## Exercise details
Can you reproduce, unchanged, the lines of the records from the one with "- y-right-tick-label: 10: [609, 358, 627, 375]" up to and including the one with "- x-date-label: 12/11: [489, 475, 528, 492]"?

____________________

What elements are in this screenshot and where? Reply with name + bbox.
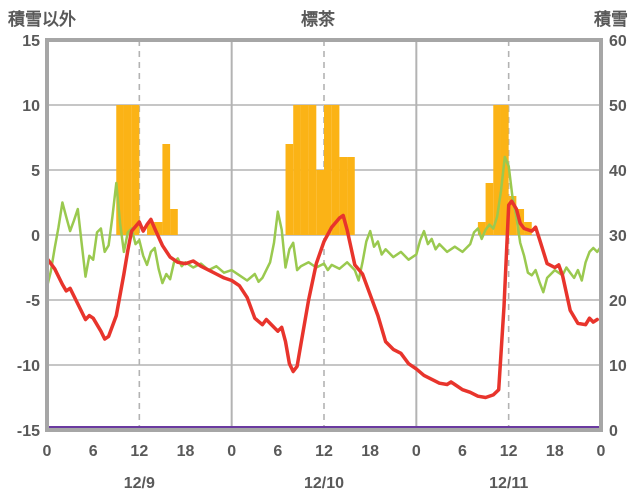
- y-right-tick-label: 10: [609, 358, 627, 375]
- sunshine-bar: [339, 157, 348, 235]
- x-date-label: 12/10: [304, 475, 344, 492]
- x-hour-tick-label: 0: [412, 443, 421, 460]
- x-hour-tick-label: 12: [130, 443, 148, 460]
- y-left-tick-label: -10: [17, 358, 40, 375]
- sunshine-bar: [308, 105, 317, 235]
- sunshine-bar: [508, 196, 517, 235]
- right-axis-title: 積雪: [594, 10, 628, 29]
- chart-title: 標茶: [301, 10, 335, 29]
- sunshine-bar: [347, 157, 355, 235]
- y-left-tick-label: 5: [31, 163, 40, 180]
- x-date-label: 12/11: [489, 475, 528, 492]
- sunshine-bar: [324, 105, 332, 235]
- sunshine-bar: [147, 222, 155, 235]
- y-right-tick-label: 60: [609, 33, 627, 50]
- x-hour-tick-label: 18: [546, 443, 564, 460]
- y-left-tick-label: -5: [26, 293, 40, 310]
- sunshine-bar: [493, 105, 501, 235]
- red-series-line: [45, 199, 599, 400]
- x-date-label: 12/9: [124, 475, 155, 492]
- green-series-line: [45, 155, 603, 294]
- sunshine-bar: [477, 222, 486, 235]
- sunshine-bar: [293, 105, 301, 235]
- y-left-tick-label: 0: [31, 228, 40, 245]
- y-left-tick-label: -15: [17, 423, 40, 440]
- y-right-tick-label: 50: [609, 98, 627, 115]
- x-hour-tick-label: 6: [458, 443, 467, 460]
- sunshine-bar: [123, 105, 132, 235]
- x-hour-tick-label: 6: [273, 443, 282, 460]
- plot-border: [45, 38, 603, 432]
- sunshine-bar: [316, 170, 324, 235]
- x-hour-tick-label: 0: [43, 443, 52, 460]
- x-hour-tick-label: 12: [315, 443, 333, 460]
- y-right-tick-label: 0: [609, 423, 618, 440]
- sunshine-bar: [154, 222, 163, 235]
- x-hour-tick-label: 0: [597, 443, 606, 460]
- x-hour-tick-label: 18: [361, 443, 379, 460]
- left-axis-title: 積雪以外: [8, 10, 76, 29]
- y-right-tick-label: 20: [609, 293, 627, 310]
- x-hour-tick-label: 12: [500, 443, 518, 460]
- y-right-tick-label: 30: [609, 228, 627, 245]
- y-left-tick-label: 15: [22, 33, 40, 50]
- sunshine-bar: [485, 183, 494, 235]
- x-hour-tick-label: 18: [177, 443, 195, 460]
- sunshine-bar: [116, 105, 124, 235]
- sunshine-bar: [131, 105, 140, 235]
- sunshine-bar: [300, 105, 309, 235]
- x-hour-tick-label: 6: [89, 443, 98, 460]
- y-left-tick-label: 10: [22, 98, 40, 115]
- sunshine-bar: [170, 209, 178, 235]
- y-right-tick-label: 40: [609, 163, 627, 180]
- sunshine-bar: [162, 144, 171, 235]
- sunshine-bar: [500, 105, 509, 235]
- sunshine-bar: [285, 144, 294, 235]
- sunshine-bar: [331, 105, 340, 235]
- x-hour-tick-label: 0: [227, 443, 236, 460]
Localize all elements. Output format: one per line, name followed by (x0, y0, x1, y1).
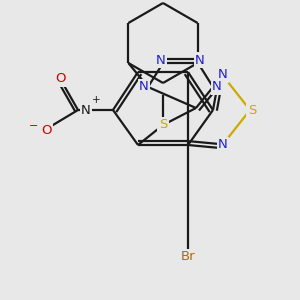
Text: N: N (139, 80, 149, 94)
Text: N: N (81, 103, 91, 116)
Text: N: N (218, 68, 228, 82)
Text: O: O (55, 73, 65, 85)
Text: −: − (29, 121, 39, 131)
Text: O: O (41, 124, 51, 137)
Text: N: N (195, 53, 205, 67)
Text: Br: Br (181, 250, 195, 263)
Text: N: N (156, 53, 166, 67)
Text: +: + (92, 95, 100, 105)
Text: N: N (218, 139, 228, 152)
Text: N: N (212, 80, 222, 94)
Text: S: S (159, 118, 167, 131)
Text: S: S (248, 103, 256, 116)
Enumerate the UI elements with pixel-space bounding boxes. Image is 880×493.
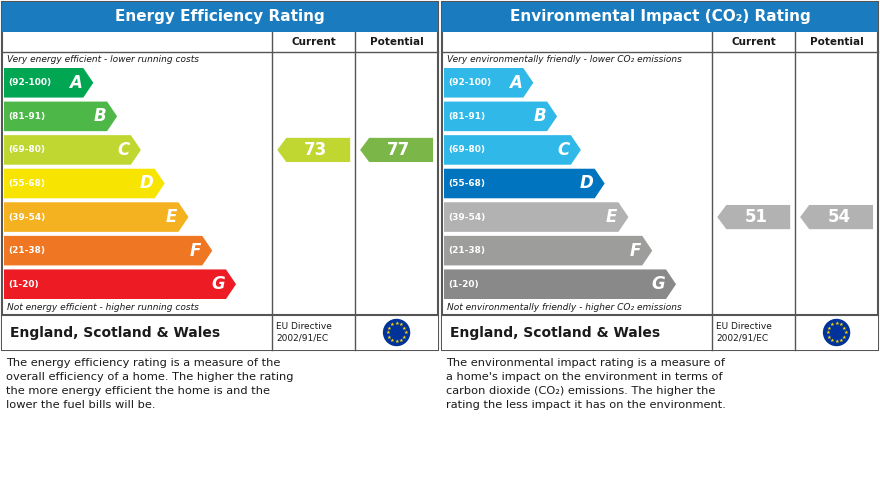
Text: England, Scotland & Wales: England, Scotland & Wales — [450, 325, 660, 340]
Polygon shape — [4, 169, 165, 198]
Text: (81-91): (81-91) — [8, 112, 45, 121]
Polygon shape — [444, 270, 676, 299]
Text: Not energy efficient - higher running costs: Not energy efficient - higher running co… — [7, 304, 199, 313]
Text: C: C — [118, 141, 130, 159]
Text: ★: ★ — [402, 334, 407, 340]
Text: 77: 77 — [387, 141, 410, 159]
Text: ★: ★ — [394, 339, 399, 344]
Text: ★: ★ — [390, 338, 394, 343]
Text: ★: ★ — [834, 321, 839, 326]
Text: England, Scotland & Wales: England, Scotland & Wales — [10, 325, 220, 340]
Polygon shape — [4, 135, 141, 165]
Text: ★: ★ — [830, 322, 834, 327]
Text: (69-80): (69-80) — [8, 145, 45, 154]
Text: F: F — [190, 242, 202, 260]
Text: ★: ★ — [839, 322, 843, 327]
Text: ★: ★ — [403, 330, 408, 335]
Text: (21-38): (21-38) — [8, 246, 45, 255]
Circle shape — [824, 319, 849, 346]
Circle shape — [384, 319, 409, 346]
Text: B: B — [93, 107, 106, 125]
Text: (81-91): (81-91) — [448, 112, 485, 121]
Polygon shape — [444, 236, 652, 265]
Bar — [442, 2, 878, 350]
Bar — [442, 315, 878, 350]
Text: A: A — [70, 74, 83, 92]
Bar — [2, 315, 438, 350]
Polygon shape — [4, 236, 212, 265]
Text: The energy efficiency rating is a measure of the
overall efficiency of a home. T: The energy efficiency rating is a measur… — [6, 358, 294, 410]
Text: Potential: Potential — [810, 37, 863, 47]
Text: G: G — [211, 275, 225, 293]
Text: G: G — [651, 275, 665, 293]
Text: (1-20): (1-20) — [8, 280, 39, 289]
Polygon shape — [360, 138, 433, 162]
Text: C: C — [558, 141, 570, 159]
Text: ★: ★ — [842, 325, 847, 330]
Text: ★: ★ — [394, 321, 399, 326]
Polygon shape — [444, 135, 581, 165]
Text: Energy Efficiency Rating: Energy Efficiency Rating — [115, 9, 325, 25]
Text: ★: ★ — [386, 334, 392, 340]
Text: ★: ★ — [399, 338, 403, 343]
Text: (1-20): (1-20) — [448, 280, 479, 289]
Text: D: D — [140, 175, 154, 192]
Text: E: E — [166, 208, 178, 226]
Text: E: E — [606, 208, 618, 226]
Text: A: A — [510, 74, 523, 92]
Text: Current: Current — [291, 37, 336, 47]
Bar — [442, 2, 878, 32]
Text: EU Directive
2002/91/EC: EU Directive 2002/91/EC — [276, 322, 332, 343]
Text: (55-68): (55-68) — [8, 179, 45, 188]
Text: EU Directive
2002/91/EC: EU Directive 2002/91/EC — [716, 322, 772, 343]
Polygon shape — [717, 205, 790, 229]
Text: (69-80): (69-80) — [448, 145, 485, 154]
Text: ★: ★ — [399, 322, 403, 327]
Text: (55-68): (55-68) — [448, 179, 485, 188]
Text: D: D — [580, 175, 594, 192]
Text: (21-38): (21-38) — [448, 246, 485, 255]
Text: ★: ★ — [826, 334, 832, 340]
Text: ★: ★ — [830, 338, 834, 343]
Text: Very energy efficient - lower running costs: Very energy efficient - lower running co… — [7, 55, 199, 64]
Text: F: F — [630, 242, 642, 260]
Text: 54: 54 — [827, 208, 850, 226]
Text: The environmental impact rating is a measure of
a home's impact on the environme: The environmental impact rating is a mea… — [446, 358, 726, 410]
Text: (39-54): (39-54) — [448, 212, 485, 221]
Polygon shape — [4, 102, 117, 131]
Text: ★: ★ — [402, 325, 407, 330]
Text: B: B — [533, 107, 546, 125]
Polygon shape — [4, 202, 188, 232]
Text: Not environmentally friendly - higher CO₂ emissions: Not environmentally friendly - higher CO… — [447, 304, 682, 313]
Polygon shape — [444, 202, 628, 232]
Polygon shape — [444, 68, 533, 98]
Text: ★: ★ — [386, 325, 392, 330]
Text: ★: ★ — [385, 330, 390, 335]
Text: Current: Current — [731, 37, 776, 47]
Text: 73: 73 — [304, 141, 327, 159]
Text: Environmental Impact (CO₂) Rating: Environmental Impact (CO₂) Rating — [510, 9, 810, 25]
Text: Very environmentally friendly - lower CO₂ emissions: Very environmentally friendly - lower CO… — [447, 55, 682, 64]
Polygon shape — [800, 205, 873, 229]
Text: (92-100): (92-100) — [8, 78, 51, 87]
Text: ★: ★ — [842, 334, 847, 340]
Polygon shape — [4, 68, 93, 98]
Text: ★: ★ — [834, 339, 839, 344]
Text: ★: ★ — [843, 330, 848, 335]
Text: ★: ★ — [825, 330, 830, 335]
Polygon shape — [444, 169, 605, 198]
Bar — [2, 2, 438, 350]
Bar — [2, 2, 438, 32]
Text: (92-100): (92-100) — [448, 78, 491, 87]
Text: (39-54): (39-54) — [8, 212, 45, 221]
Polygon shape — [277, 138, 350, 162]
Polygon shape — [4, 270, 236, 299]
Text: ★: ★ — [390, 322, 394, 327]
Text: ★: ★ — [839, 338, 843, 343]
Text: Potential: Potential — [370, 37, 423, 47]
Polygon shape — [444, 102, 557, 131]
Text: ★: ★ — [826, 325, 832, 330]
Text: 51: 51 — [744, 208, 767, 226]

____________________

## Final result
- y-right-tick-label: 10: [609, 358, 627, 375]
- sunshine-bar: [339, 157, 348, 235]
- x-date-label: 12/10: [304, 475, 344, 492]
- x-hour-tick-label: 0: [412, 443, 421, 460]
- x-hour-tick-label: 12: [130, 443, 148, 460]
- y-left-tick-label: -10: [17, 358, 40, 375]
- sunshine-bar: [308, 105, 317, 235]
- sunshine-bar: [508, 196, 517, 235]
- right-axis-title: 積雪: [594, 10, 628, 29]
- chart-title: 標茶: [301, 10, 335, 29]
- sunshine-bar: [347, 157, 355, 235]
- y-left-tick-label: 5: [31, 163, 40, 180]
- x-date-label: 12/11: [489, 475, 528, 492]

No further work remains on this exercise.